Problems.
(a) Answer these questions about the labor history list:
(i) How many of the dead at the Eddystone Ammunition Works were never identified?
(ii) By what vote did the Lusty Lady dancers ratify their first union contract?
(iii) Which union signed its first contract with Ford Motor Company in 1941?
(b) Edit the stored rows starting at the first row and ending at the row containing "Give me the", replacing "Journalizing" with "Bookkeeping" and changing nothing else. Leave the pictures out.

Source document.
..............................
This week in labor history: April 10-16

APRIL 10
1917 – A total of 133 people, mostly women and girls, are killed when an explosion in the loading room tears apart the Eddystone Ammunition Works in Eddystone, Pa., near Chester. Of the dead, 55 were never identified.
1997 – Dancers from the Lusty Lady Club in San Francisco’s North Beach ratify their first-ever union contract by a vote of 57-15, having won representation by SEIU Local 790 the previous summer. The club, which later became a worker-owned cooperative, closed in 2013.
2006 – Tens of thousands of immigrants demonstrate in 100 U.S. cities in a national day of action billed as a campaign for immigrants’ dignity.

APRIL 11
1941 – Ford Motor Company signs first contract with United Auto Workers.
1947 – Jackie Robinson, first Black ballplayer hired by a major league team, plays his first game with the Brooklyn Dodgers at Ebbetts Field.
..............................
Stored records
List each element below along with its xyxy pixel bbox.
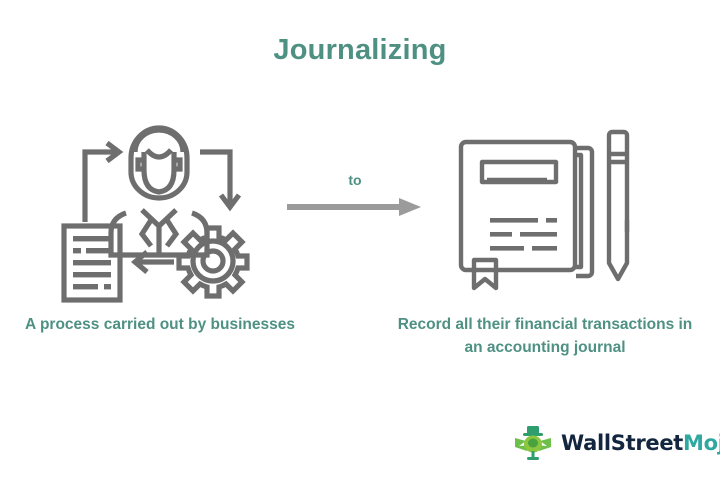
logo-text-accent: Mojo (683, 431, 720, 455)
right-arrow-icon (285, 194, 425, 220)
bookmark-ribbon-icon (474, 260, 496, 288)
logo-text-primary: WallStreet (561, 431, 683, 455)
business-process-cycle-icon (52, 110, 267, 305)
infographic-canvas: Journalizing (0, 0, 720, 482)
notebook-back-page (576, 148, 592, 276)
wallstreetmojo-logo[interactable]: WallStreetMojo (513, 423, 688, 463)
connector-label: to (285, 172, 425, 188)
pencil-icon (609, 132, 627, 279)
accounting-journal-icon (452, 110, 647, 300)
gear-icon (179, 228, 247, 296)
wallstreetmojo-logo-icon (513, 424, 553, 462)
page-title: Journalizing (0, 34, 720, 67)
right-illustration (452, 110, 647, 300)
connector-arrow-group: to (285, 172, 425, 220)
left-caption: A process carried out by businesses (20, 314, 300, 337)
document-text-lines (73, 236, 111, 289)
right-caption: Record all their financial transactions … (395, 314, 695, 360)
logo-text: WallStreetMojo (561, 431, 720, 455)
notebook-text-lines (490, 218, 557, 251)
left-illustration (52, 110, 267, 305)
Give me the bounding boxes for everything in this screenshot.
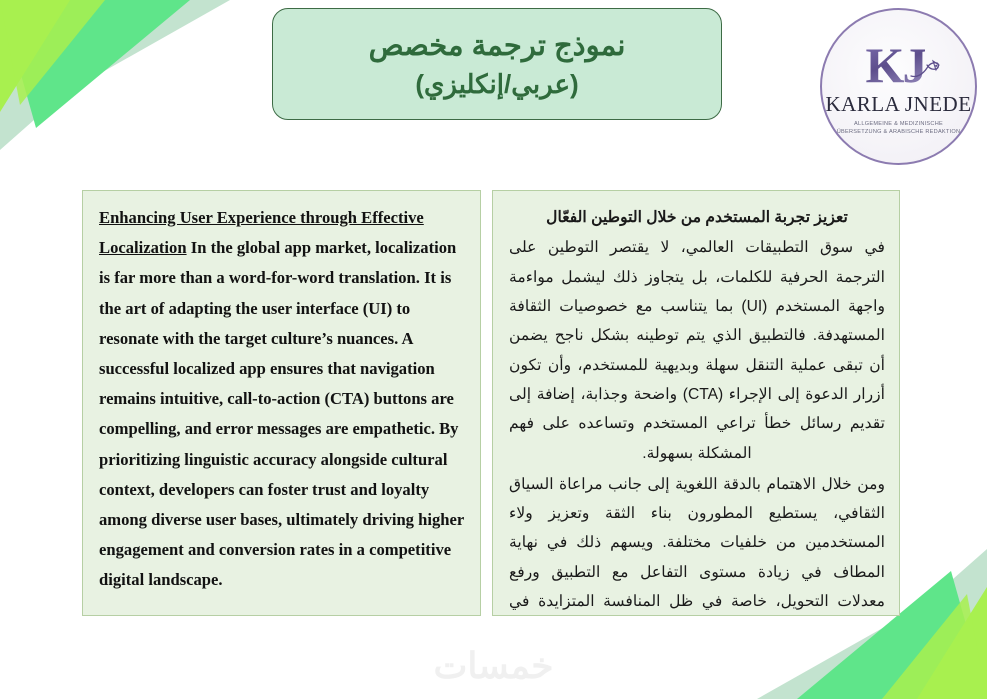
slide-canvas: نموذج ترجمة مخصص (عربي/إنكليزي) KJ KARLA… <box>0 0 987 699</box>
arabic-heading: تعزيز تجربة المستخدم من خلال التوطين الف… <box>509 203 885 232</box>
arabic-paragraph-1: في سوق التطبيقات العالمي، لا يقتصر التوط… <box>509 233 885 468</box>
decoration-top-left <box>0 0 300 200</box>
english-content: Enhancing User Experience through Effect… <box>99 203 466 595</box>
brand-logo: KJ KARLA JNEDE ALLGEMEINE & MEDIZINISCHE… <box>820 8 977 165</box>
page-title: نموذج ترجمة مخصص <box>369 28 626 64</box>
logo-name: KARLA JNEDE <box>825 92 971 117</box>
watermark: خمسات <box>0 645 987 687</box>
title-box: نموذج ترجمة مخصص (عربي/إنكليزي) <box>272 8 722 120</box>
arabic-text-panel: تعزيز تجربة المستخدم من خلال التوطين الف… <box>492 190 900 616</box>
page-subtitle: (عربي/إنكليزي) <box>415 68 578 101</box>
pen-nib-icon <box>909 56 941 82</box>
english-body: In the global app market, localization i… <box>99 238 464 589</box>
arabic-paragraph-2: ومن خلال الاهتمام بالدقة اللغوية إلى جان… <box>509 470 885 616</box>
english-text-panel: Enhancing User Experience through Effect… <box>82 190 481 616</box>
logo-tagline: ALLGEMEINE & MEDIZINISCHE ÜBERSETZUNG & … <box>837 120 961 137</box>
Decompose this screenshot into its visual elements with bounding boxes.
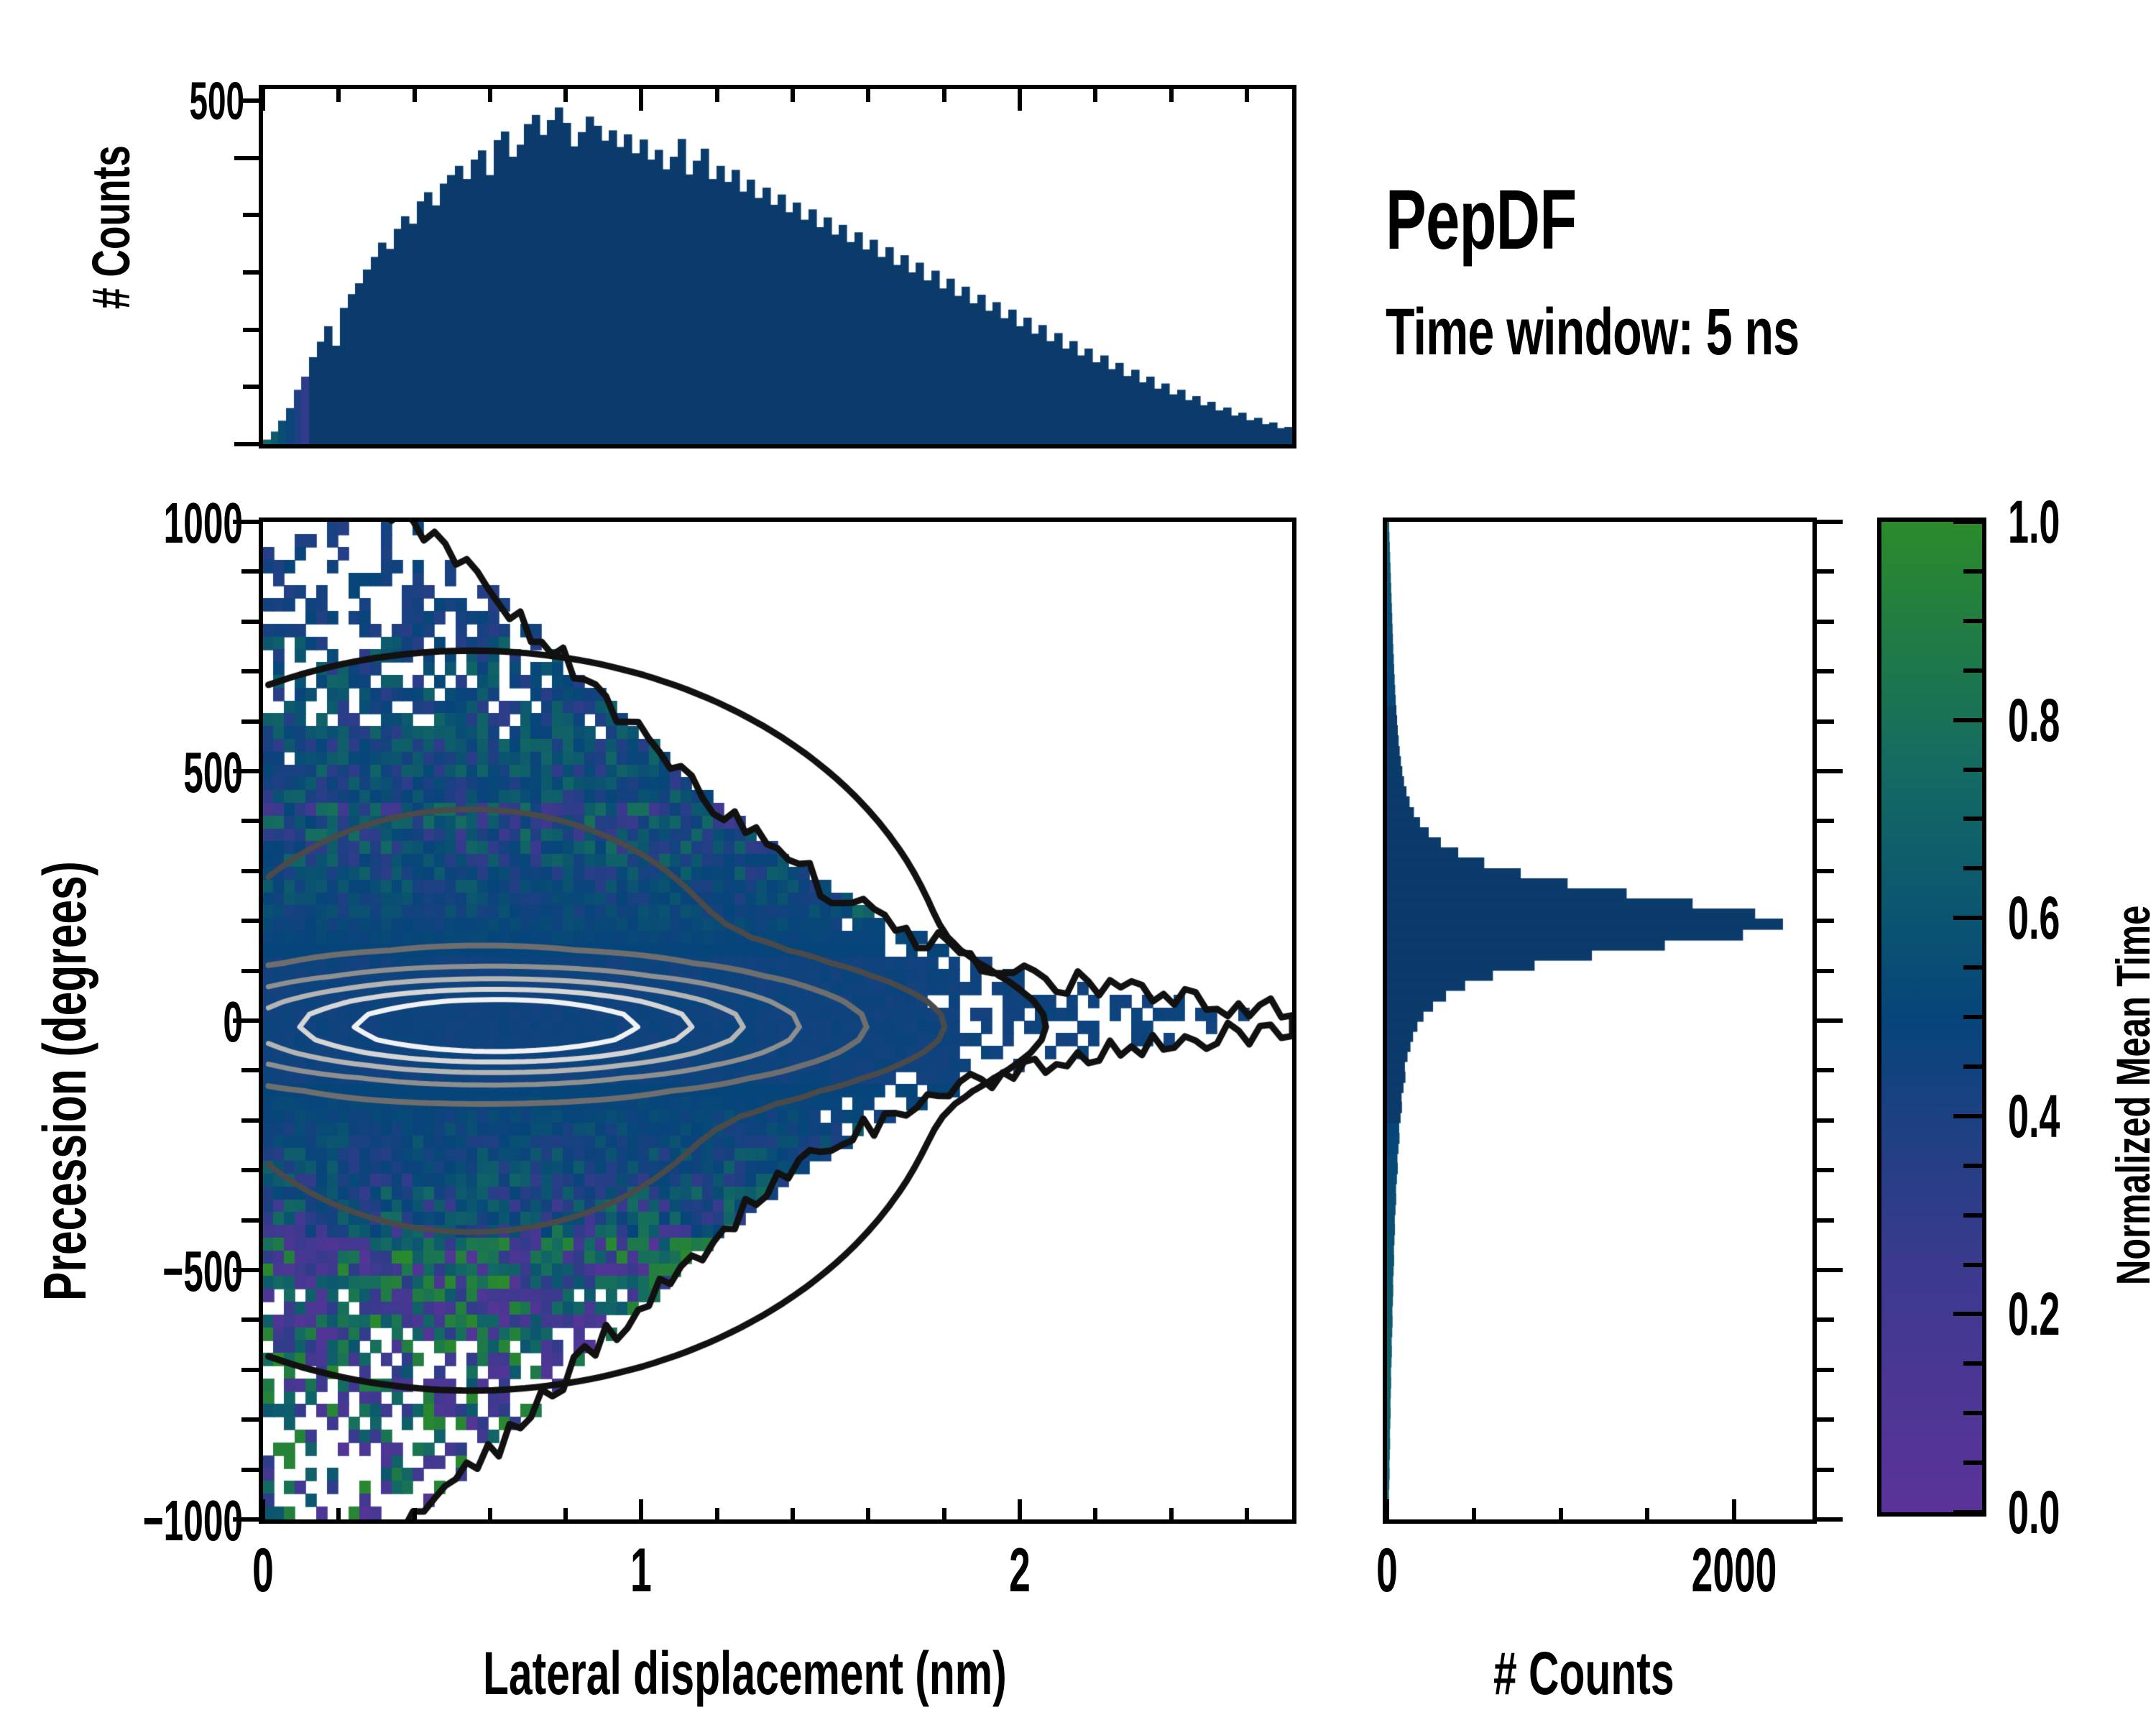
axis-tick — [639, 89, 643, 111]
axis-tick — [791, 1508, 795, 1524]
axis-tick — [241, 1168, 259, 1172]
axis-tick — [1953, 1114, 1982, 1118]
top-hist-ylabel: # Counts — [80, 145, 142, 309]
axis-tick — [563, 1508, 568, 1524]
axis-tick-label: −500 — [140, 1238, 243, 1305]
axis-tick — [243, 213, 259, 217]
axis-tick — [1953, 718, 1982, 722]
axis-tick — [261, 1499, 265, 1524]
axis-tick — [1472, 1508, 1476, 1524]
axis-tick — [241, 1368, 259, 1372]
axis-tick — [1817, 719, 1834, 724]
axis-tick — [866, 1508, 870, 1524]
axis-tick — [243, 385, 259, 389]
axis-tick — [1817, 1218, 1834, 1223]
axis-tick — [241, 569, 259, 574]
axis-tick — [942, 89, 946, 102]
axis-tick — [1018, 89, 1022, 111]
axis-tick — [1645, 1508, 1649, 1524]
axis-tick — [241, 1118, 259, 1123]
axis-tick-label: 1.0 — [2008, 487, 2060, 557]
axis-tick — [1817, 919, 1834, 923]
axis-tick — [1817, 1468, 1834, 1472]
axis-tick — [1093, 1508, 1097, 1524]
axis-tick — [1245, 1508, 1249, 1524]
axis-tick — [1963, 1213, 1982, 1218]
axis-tick — [1953, 1312, 1982, 1316]
axis-tick — [234, 156, 259, 160]
axis-tick — [1963, 768, 1982, 772]
axis-tick — [1963, 668, 1982, 673]
axis-tick — [1963, 1411, 1982, 1415]
axis-tick-label: 0.4 — [2008, 1082, 2060, 1151]
axis-tick — [715, 1508, 719, 1524]
axis-tick — [942, 1508, 946, 1524]
axis-tick — [1559, 1508, 1563, 1524]
axis-tick — [413, 1508, 417, 1524]
axis-tick — [1817, 1317, 1834, 1322]
axis-tick — [1963, 1015, 1982, 1019]
axis-tick — [1963, 1164, 1982, 1168]
axis-tick — [1963, 569, 1982, 574]
axis-tick — [234, 442, 259, 446]
axis-tick — [1963, 619, 1982, 623]
axis-tick — [1817, 669, 1834, 673]
axis-tick — [241, 620, 259, 624]
axis-tick — [1817, 1168, 1834, 1172]
axis-tick — [241, 919, 259, 923]
axis-tick — [1963, 1361, 1982, 1366]
axis-tick — [1817, 819, 1834, 823]
right-hist-xlabel: # Counts — [1493, 1639, 1674, 1708]
main-ylabel: Precession (degrees) — [30, 861, 100, 1301]
axis-tick — [1953, 916, 1982, 920]
axis-tick — [241, 1218, 259, 1223]
axis-tick — [1817, 1068, 1834, 1072]
axis-tick — [1169, 1508, 1174, 1524]
axis-tick — [261, 89, 265, 111]
axis-tick — [866, 89, 870, 102]
axis-tick — [241, 819, 259, 823]
main-xlabel: Lateral displacement (nm) — [483, 1639, 1007, 1708]
axis-tick — [336, 1508, 341, 1524]
axis-tick — [336, 89, 341, 102]
axis-tick-label: 0.8 — [2008, 686, 2060, 755]
axis-tick — [1817, 569, 1834, 574]
axis-tick — [1817, 1018, 1843, 1023]
axis-tick — [413, 89, 417, 102]
axis-tick — [1732, 1499, 1736, 1524]
axis-tick — [1817, 1517, 1843, 1522]
top-histogram-canvas — [263, 89, 1292, 444]
right-histogram-canvas — [1387, 522, 1812, 1519]
figure-subtitle: Time window: 5 ns — [1386, 295, 1799, 370]
axis-tick — [1093, 89, 1097, 102]
axis-tick — [488, 89, 492, 102]
axis-tick-label: 0.2 — [2008, 1279, 2060, 1349]
axis-tick — [1963, 1064, 1982, 1069]
axis-tick — [1817, 1368, 1834, 1372]
axis-tick-label: 500 — [140, 740, 243, 806]
axis-tick — [241, 869, 259, 873]
axis-tick — [241, 669, 259, 673]
axis-tick-label: 1000 — [140, 490, 243, 556]
axis-tick — [1817, 1417, 1834, 1422]
axis-tick — [1963, 866, 1982, 870]
axis-tick-label: 0.0 — [2008, 1478, 2060, 1547]
axis-tick — [1245, 89, 1249, 102]
top-hist-ytick-500: 500 — [160, 70, 244, 132]
axis-tick — [639, 1499, 643, 1524]
axis-tick — [1169, 89, 1174, 102]
axis-tick-label: 2000 — [1685, 1535, 1783, 1606]
axis-tick — [1817, 1118, 1834, 1123]
top-marginal-histogram-panel — [259, 85, 1296, 448]
axis-tick — [243, 270, 259, 275]
axis-tick — [241, 1417, 259, 1422]
axis-tick — [241, 1317, 259, 1322]
axis-tick-label: 0 — [140, 989, 243, 1055]
axis-tick-label: 1 — [602, 1535, 682, 1606]
axis-tick — [1817, 520, 1843, 524]
axis-tick — [1963, 965, 1982, 970]
axis-tick — [243, 98, 259, 103]
axis-tick — [1963, 816, 1982, 821]
figure-title: PepDF — [1386, 171, 1576, 269]
axis-tick — [1963, 1460, 1982, 1465]
axis-tick — [241, 1468, 259, 1472]
axis-tick — [1018, 1499, 1022, 1524]
axis-tick — [243, 328, 259, 332]
colorbar-label: Normalized Mean Time — [2106, 906, 2156, 1285]
axis-tick — [715, 89, 719, 102]
figure-root: 500 # Counts PepDF Time window: 5 ns 100… — [0, 0, 2156, 1725]
axis-tick — [791, 89, 795, 102]
axis-tick — [1385, 1499, 1389, 1524]
axis-tick — [1817, 769, 1843, 773]
axis-tick — [1963, 1263, 1982, 1267]
axis-tick — [241, 1068, 259, 1072]
main-2d-histogram-panel — [259, 518, 1296, 1524]
axis-tick — [1953, 520, 1982, 524]
axis-tick-label: 0 — [223, 1535, 303, 1606]
main-heatmap-canvas — [263, 522, 1292, 1519]
axis-tick — [1817, 869, 1834, 873]
right-marginal-histogram-panel — [1383, 518, 1817, 1524]
axis-tick — [563, 89, 568, 102]
axis-tick-label: 2 — [980, 1535, 1060, 1606]
axis-tick — [1817, 620, 1834, 624]
axis-tick — [241, 969, 259, 973]
axis-tick-label: 0.6 — [2008, 883, 2060, 953]
axis-tick — [1817, 969, 1834, 973]
axis-tick — [1817, 1268, 1843, 1272]
axis-tick-label: 0 — [1338, 1535, 1436, 1606]
axis-tick — [1953, 1510, 1982, 1514]
axis-tick — [241, 719, 259, 724]
axis-tick — [488, 1508, 492, 1524]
..............................
Solutions to the problems.
(a)
(i) 55
(ii) 57-15
(iii) United Auto Workers

(b)
List each element below along with its xyxy pixel bbox.
logo-text-accent: Mojo (683, 431, 720, 455)
right-arrow-icon (285, 194, 425, 220)
bookmark-ribbon-icon (474, 260, 496, 288)
logo-text-primary: WallStreet (561, 431, 683, 455)
business-process-cycle-icon (52, 110, 267, 305)
infographic-canvas: Bookkeeping (0, 0, 720, 482)
notebook-back-page (576, 148, 592, 276)
wallstreetmojo-logo[interactable]: WallStreetMojo (513, 423, 688, 463)
connector-label: to (285, 172, 425, 188)
pencil-icon (609, 132, 627, 279)
accounting-journal-icon (452, 110, 647, 300)
gear-icon (179, 228, 247, 296)
wallstreetmojo-logo-icon (513, 424, 553, 462)
page-title: Bookkeeping (0, 34, 720, 67)
right-illustration (452, 110, 647, 300)
connector-arrow-group: to (285, 172, 425, 220)
left-caption: A process carried out by businesses (20, 314, 300, 337)
document-text-lines (73, 236, 111, 289)
right-caption: Record all their financial transactions … (395, 314, 695, 360)
logo-text: WallStreetMojo (561, 431, 720, 455)
notebook-text-lines (490, 218, 557, 251)
left-illustration (52, 110, 267, 305)
Give me the bounding boxes for everything in this screenshot.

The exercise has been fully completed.